(Entries from a visual dataset)

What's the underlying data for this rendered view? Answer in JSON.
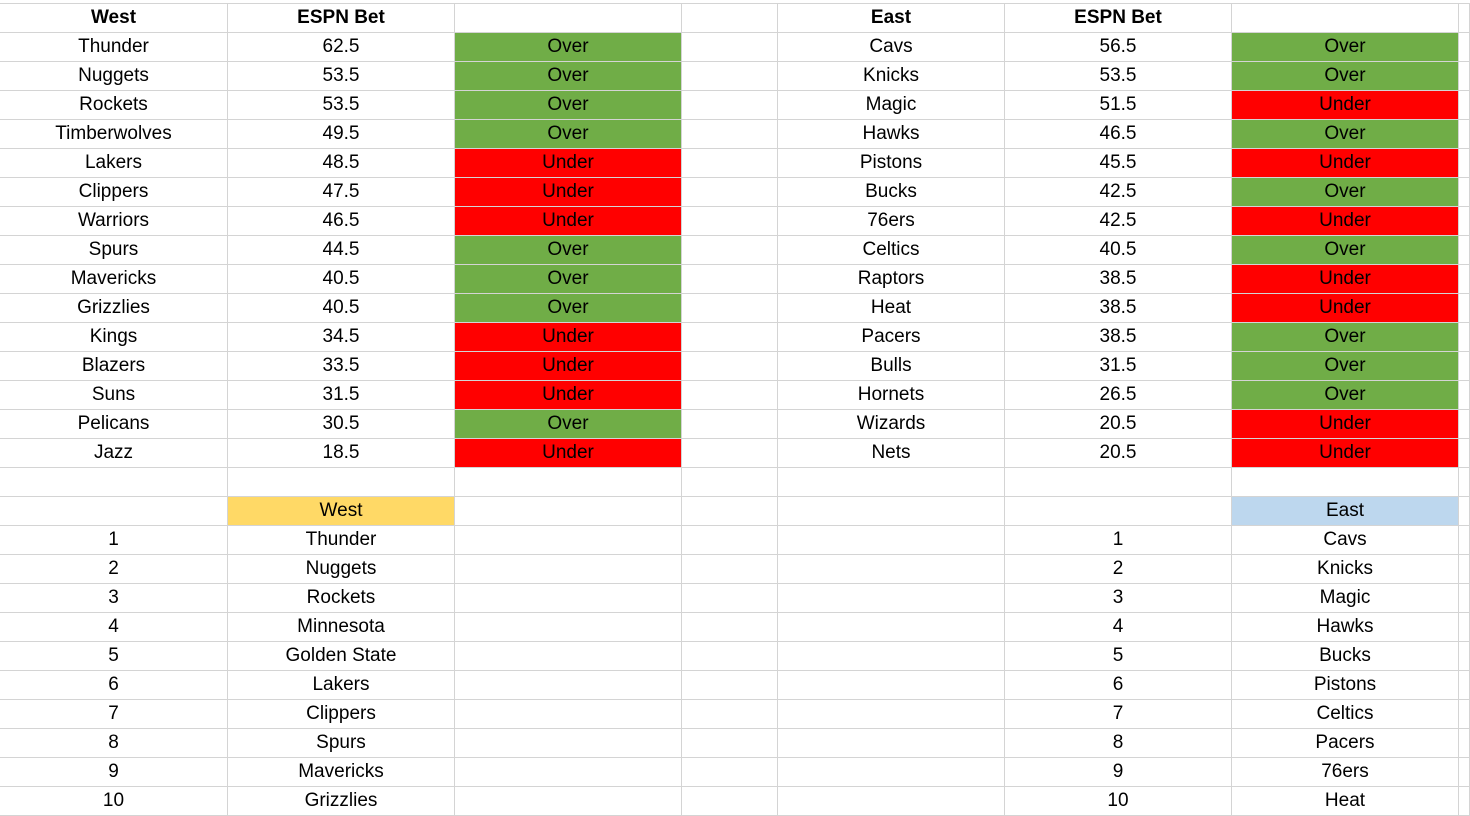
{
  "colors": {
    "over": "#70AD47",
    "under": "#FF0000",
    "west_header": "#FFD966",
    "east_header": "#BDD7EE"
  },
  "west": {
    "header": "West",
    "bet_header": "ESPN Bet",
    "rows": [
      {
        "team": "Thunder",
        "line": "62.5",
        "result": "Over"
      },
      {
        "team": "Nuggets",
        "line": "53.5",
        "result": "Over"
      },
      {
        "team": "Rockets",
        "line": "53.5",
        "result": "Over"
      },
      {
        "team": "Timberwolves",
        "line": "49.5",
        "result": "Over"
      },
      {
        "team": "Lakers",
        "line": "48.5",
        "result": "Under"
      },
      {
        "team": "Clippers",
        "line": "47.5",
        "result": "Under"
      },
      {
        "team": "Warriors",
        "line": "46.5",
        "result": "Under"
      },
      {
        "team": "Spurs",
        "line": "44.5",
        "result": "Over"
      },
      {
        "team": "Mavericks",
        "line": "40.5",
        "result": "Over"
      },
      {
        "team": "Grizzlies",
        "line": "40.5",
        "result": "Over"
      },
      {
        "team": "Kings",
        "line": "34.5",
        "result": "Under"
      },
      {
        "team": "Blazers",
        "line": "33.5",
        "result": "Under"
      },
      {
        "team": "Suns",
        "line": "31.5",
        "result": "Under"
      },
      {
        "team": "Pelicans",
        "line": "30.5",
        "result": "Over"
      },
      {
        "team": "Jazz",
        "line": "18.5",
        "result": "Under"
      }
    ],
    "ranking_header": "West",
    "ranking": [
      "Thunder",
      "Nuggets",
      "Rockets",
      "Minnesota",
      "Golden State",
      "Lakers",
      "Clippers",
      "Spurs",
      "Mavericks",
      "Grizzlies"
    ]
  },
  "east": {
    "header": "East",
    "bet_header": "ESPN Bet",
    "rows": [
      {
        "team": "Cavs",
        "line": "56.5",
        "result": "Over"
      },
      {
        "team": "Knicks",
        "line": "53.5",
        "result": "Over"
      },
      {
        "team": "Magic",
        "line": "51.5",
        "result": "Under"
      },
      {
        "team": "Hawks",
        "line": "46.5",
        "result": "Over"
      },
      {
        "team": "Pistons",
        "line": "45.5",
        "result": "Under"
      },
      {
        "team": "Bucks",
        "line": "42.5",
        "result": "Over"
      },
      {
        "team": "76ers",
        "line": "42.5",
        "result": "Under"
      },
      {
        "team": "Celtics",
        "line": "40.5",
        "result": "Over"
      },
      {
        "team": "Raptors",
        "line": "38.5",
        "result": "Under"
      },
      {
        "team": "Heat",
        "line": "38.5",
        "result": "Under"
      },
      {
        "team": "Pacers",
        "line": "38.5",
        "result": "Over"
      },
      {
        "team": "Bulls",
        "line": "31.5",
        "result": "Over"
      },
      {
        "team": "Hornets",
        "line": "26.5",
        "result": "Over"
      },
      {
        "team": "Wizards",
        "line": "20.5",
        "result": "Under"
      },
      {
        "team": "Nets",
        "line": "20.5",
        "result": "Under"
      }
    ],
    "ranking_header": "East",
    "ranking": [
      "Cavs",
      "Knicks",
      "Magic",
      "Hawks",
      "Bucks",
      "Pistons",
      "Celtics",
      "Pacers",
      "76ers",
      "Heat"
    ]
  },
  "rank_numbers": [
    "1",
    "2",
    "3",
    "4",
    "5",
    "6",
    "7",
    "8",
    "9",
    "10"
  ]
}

= GOAL =
Write out all the entries again, word for word, and print no images.

= ANSWER IN FULL =
What's the underlying data for this rendered view? Answer in JSON.
{
  "colors": {
    "over": "#70AD47",
    "under": "#FF0000",
    "west_header": "#FFD966",
    "east_header": "#BDD7EE"
  },
  "west": {
    "header": "West",
    "bet_header": "ESPN Bet",
    "rows": [
      {
        "team": "Thunder",
        "line": "62.5",
        "result": "Over"
      },
      {
        "team": "Nuggets",
        "line": "53.5",
        "result": "Over"
      },
      {
        "team": "Rockets",
        "line": "53.5",
        "result": "Over"
      },
      {
        "team": "Timberwolves",
        "line": "49.5",
        "result": "Over"
      },
      {
        "team": "Lakers",
        "line": "48.5",
        "result": "Under"
      },
      {
        "team": "Clippers",
        "line": "47.5",
        "result": "Under"
      },
      {
        "team": "Warriors",
        "line": "46.5",
        "result": "Under"
      },
      {
        "team": "Spurs",
        "line": "44.5",
        "result": "Over"
      },
      {
        "team": "Mavericks",
        "line": "40.5",
        "result": "Over"
      },
      {
        "team": "Grizzlies",
        "line": "40.5",
        "result": "Over"
      },
      {
        "team": "Kings",
        "line": "34.5",
        "result": "Under"
      },
      {
        "team": "Blazers",
        "line": "33.5",
        "result": "Under"
      },
      {
        "team": "Suns",
        "line": "31.5",
        "result": "Under"
      },
      {
        "team": "Pelicans",
        "line": "30.5",
        "result": "Over"
      },
      {
        "team": "Jazz",
        "line": "18.5",
        "result": "Under"
      }
    ],
    "ranking_header": "West",
    "ranking": [
      "Thunder",
      "Nuggets",
      "Rockets",
      "Minnesota",
      "Golden State",
      "Lakers",
      "Clippers",
      "Spurs",
      "Mavericks",
      "Grizzlies"
    ]
  },
  "east": {
    "header": "East",
    "bet_header": "ESPN Bet",
    "rows": [
      {
        "team": "Cavs",
        "line": "56.5",
        "result": "Over"
      },
      {
        "team": "Knicks",
        "line": "53.5",
        "result": "Over"
      },
      {
        "team": "Magic",
        "line": "51.5",
        "result": "Under"
      },
      {
        "team": "Hawks",
        "line": "46.5",
        "result": "Over"
      },
      {
        "team": "Pistons",
        "line": "45.5",
        "result": "Under"
      },
      {
        "team": "Bucks",
        "line": "42.5",
        "result": "Over"
      },
      {
        "team": "76ers",
        "line": "42.5",
        "result": "Under"
      },
      {
        "team": "Celtics",
        "line": "40.5",
        "result": "Over"
      },
      {
        "team": "Raptors",
        "line": "38.5",
        "result": "Under"
      },
      {
        "team": "Heat",
        "line": "38.5",
        "result": "Under"
      },
      {
        "team": "Pacers",
        "line": "38.5",
        "result": "Over"
      },
      {
        "team": "Bulls",
        "line": "31.5",
        "result": "Over"
      },
      {
        "team": "Hornets",
        "line": "26.5",
        "result": "Over"
      },
      {
        "team": "Wizards",
        "line": "20.5",
        "result": "Under"
      },
      {
        "team": "Nets",
        "line": "20.5",
        "result": "Under"
      }
    ],
    "ranking_header": "East",
    "ranking": [
      "Cavs",
      "Knicks",
      "Magic",
      "Hawks",
      "Bucks",
      "Pistons",
      "Celtics",
      "Pacers",
      "76ers",
      "Heat"
    ]
  },
  "rank_numbers": [
    "1",
    "2",
    "3",
    "4",
    "5",
    "6",
    "7",
    "8",
    "9",
    "10"
  ]
}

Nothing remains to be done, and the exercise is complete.